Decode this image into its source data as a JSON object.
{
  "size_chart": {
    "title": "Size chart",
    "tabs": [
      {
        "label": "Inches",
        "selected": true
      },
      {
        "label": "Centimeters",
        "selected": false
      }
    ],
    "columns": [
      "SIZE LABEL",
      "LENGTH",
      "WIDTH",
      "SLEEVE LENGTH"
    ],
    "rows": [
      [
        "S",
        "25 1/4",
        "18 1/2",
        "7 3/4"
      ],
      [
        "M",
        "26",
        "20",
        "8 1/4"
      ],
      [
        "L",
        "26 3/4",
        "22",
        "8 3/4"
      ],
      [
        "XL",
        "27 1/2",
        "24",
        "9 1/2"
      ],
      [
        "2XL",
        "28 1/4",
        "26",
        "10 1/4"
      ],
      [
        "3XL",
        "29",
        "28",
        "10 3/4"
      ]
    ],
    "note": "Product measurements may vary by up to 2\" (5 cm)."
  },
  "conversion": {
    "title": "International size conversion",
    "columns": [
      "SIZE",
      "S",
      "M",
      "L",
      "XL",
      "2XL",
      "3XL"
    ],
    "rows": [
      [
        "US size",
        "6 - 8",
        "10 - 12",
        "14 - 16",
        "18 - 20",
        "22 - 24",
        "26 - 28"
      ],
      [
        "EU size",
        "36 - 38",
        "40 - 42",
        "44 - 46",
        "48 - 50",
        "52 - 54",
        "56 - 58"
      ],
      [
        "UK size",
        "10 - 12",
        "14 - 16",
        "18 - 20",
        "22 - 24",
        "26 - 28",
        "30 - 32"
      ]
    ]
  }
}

━━━━━━━━

_Exercise description_: Extract all of the data exactly as written.

_Exercise response_:
Decode this image into its source data as a JSON object.
{
  "size_chart": {
    "title": "Size chart",
    "tabs": [
      {
        "label": "Inches",
        "selected": true
      },
      {
        "label": "Centimeters",
        "selected": false
      }
    ],
    "columns": [
      "SIZE LABEL",
      "LENGTH",
      "WIDTH",
      "SLEEVE LENGTH"
    ],
    "rows": [
      [
        "S",
        "25 1/4",
        "18 1/2",
        "7 3/4"
      ],
      [
        "M",
        "26",
        "20",
        "8 1/4"
      ],
      [
        "L",
        "26 3/4",
        "22",
        "8 3/4"
      ],
      [
        "XL",
        "27 1/2",
        "24",
        "9 1/2"
      ],
      [
        "2XL",
        "28 1/4",
        "26",
        "10 1/4"
      ],
      [
        "3XL",
        "29",
        "28",
        "10 3/4"
      ]
    ],
    "note": "Product measurements may vary by up to 2\" (5 cm)."
  },
  "conversion": {
    "title": "International size conversion",
    "columns": [
      "SIZE",
      "S",
      "M",
      "L",
      "XL",
      "2XL",
      "3XL"
    ],
    "rows": [
      [
        "US size",
        "6 - 8",
        "10 - 12",
        "14 - 16",
        "18 - 20",
        "22 - 24",
        "26 - 28"
      ],
      [
        "EU size",
        "36 - 38",
        "40 - 42",
        "44 - 46",
        "48 - 50",
        "52 - 54",
        "56 - 58"
      ],
      [
        "UK size",
        "10 - 12",
        "14 - 16",
        "18 - 20",
        "22 - 24",
        "26 - 28",
        "30 - 32"
      ]
    ]
  }
}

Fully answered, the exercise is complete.